* [DATA SECTION]
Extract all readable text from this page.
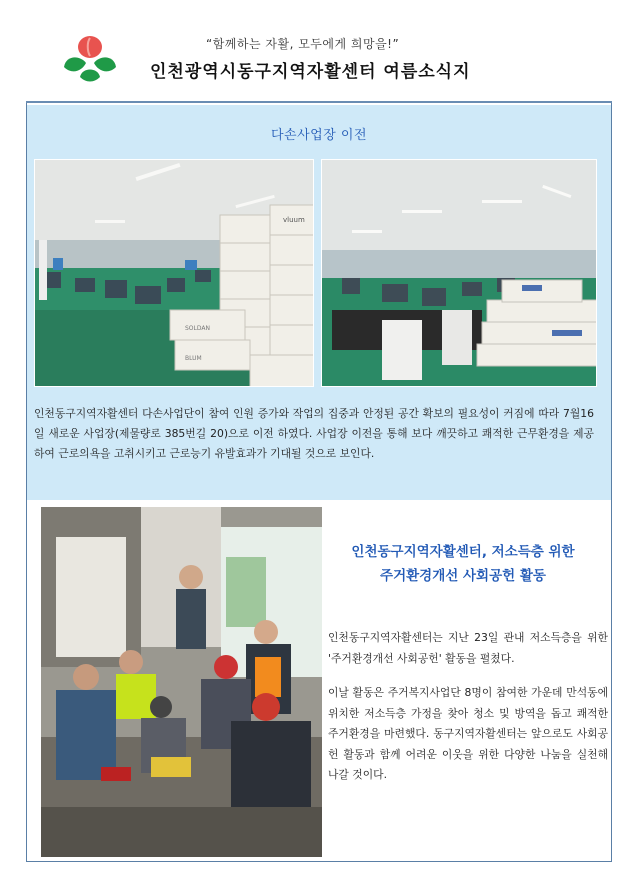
“함께하는 자활, 모두에게 희망을!”
인천광역시동구지역자활센터 여름소식지
다손사업장 이전
vluum
SOLDAN
BLUM
인천동구지역자활센터 다손사업단이 참여 인원 증가와 작업의 집중과 안정된 공간 확보의 필요성이 커짐에 따라 7월16일 새로운 사업장(제물량로 385번길 20)으로 이전 하였다. 사업장 이전을 통해 보다 깨끗하고 쾌적한 근무환경을 제공하여 근로의욕을 고취시키고 근로능기 유발효과가 기대될 것으로 보인다.
인천동구지역자활센터, 저소득층 위한
주거환경개선 사회공헌 활동

인천동구지역자활센터는 지난 23일 관내 저소득층을 위한 '주거환경개선 사회공헌' 활동을 펼쳤다.

이날 활동은 주거복지사업단 8명이 참여한 가운데 만석동에 위치한 저소득층 가정을 찾아 청소 및 방역을 돕고 쾌적한 주거환경을 마련했다. 동구지역자활센터는 앞으로도 사회공헌 활동과 함께 어려운 이웃을 위한 다양한 나눔을 실천해 나갈 것이다.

* [WHAT THE TASK ASKS]
Reproduce each entry precisely. Leave the pictures out.

* [SOLUTION FOR THIS TASK]
Extract all readable text from this page.
“함께하는 자활, 모두에게 희망을!”
인천광역시동구지역자활센터 여름소식지
다손사업장 이전
vluum
SOLDAN
BLUM
인천동구지역자활센터 다손사업단이 참여 인원 증가와 작업의 집중과 안정된 공간 확보의 필요성이 커짐에 따라 7월16일 새로운 사업장(제물량로 385번길 20)으로 이전 하였다. 사업장 이전을 통해 보다 깨끗하고 쾌적한 근무환경을 제공하여 근로의욕을 고취시키고 근로능기 유발효과가 기대될 것으로 보인다.
인천동구지역자활센터, 저소득층 위한
주거환경개선 사회공헌 활동

인천동구지역자활센터는 지난 23일 관내 저소득층을 위한 '주거환경개선 사회공헌' 활동을 펼쳤다.

이날 활동은 주거복지사업단 8명이 참여한 가운데 만석동에 위치한 저소득층 가정을 찾아 청소 및 방역을 돕고 쾌적한 주거환경을 마련했다. 동구지역자활센터는 앞으로도 사회공헌 활동과 함께 어려운 이웃을 위한 다양한 나눔을 실천해 나갈 것이다.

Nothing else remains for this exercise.